Scan the data that follows and count the lines with the string "icon"; answer with the count alone.

___ GIVEN DATA

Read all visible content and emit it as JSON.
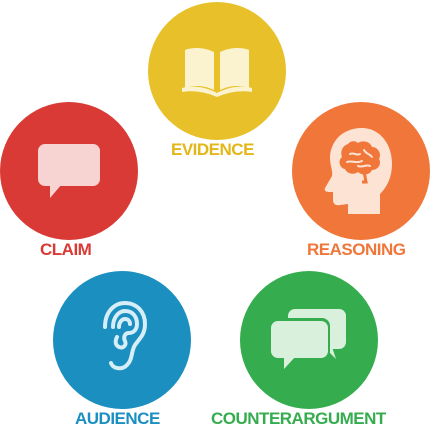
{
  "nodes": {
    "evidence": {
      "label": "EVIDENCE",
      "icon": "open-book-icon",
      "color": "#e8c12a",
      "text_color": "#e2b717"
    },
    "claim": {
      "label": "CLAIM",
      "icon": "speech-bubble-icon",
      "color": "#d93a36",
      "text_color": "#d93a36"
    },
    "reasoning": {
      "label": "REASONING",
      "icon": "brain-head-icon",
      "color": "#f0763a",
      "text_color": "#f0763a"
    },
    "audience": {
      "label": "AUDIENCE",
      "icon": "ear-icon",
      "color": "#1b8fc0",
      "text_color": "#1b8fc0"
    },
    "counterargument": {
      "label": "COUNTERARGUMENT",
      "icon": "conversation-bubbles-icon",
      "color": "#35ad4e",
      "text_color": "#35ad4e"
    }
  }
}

______
___ GIVEN DATA

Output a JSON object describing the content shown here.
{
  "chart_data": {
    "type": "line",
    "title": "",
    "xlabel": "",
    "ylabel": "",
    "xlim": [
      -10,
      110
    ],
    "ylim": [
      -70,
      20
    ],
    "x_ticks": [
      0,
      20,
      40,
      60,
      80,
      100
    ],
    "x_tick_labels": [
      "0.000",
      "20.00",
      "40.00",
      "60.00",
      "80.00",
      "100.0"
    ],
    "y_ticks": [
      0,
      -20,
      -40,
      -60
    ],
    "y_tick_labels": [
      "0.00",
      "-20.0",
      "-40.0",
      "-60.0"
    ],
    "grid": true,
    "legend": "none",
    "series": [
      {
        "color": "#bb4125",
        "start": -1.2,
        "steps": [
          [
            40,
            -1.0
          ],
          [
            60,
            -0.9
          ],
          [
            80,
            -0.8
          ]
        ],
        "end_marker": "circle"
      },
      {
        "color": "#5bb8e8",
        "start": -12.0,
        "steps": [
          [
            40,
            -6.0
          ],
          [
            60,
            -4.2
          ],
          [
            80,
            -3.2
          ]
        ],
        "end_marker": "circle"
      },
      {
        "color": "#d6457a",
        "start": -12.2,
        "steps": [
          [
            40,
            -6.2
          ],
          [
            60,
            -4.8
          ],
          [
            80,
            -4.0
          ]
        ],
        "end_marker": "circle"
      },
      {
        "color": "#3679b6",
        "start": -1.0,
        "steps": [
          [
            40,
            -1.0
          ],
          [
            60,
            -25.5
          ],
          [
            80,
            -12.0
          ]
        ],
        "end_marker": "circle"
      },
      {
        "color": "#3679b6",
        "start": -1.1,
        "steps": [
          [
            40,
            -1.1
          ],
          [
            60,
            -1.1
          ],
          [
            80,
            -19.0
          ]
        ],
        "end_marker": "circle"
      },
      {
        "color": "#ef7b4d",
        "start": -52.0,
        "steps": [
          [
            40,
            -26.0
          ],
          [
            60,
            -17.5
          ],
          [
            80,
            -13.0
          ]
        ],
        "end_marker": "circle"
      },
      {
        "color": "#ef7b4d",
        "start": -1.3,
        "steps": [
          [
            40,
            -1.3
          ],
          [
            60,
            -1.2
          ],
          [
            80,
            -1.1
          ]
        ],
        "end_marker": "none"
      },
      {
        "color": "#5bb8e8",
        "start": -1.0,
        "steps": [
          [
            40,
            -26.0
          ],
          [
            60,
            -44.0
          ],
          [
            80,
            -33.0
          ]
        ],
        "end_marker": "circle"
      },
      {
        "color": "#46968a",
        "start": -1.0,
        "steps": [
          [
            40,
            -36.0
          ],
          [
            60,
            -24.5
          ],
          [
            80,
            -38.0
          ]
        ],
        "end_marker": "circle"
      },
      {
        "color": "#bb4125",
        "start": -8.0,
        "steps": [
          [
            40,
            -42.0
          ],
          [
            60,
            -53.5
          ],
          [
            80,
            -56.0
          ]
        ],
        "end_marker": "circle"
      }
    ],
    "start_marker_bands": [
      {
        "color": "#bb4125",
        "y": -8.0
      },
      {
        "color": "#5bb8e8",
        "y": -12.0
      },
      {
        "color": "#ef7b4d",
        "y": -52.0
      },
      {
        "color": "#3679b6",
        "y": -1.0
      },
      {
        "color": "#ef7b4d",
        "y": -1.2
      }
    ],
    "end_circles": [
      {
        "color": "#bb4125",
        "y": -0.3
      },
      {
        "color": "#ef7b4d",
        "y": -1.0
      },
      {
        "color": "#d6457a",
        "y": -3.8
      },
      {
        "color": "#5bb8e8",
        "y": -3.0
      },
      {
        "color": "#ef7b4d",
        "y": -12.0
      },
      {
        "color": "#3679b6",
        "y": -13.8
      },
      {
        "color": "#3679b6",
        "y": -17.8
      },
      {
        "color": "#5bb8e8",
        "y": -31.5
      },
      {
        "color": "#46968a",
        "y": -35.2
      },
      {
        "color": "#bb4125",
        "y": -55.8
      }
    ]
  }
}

______
___ GIVEN DATA

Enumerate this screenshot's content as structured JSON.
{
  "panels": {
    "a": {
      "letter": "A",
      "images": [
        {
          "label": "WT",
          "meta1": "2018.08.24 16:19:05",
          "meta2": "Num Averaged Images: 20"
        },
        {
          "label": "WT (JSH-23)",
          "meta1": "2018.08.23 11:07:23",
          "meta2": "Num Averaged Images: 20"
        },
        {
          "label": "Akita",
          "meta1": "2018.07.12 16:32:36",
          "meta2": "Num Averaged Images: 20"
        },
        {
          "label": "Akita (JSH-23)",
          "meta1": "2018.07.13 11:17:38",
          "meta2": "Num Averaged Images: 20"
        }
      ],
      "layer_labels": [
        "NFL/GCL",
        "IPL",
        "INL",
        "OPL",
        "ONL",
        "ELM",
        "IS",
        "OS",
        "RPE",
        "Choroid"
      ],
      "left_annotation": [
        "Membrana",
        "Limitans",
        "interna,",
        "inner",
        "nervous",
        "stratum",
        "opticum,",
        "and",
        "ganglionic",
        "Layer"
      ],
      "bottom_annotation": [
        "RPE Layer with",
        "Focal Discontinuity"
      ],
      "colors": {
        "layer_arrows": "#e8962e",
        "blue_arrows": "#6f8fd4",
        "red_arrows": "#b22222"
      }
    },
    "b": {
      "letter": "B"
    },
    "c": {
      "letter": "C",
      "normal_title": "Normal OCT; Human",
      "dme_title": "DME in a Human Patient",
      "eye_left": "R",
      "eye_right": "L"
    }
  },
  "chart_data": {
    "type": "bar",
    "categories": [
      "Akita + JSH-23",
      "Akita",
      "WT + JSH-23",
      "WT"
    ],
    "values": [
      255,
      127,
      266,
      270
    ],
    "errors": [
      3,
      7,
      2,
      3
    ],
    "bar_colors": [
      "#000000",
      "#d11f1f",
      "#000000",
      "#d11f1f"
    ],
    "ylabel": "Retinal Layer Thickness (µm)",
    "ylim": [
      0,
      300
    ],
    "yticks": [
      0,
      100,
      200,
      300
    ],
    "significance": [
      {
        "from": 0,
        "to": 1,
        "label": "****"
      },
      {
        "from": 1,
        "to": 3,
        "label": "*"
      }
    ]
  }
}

______

**WORKED ANSWER**
5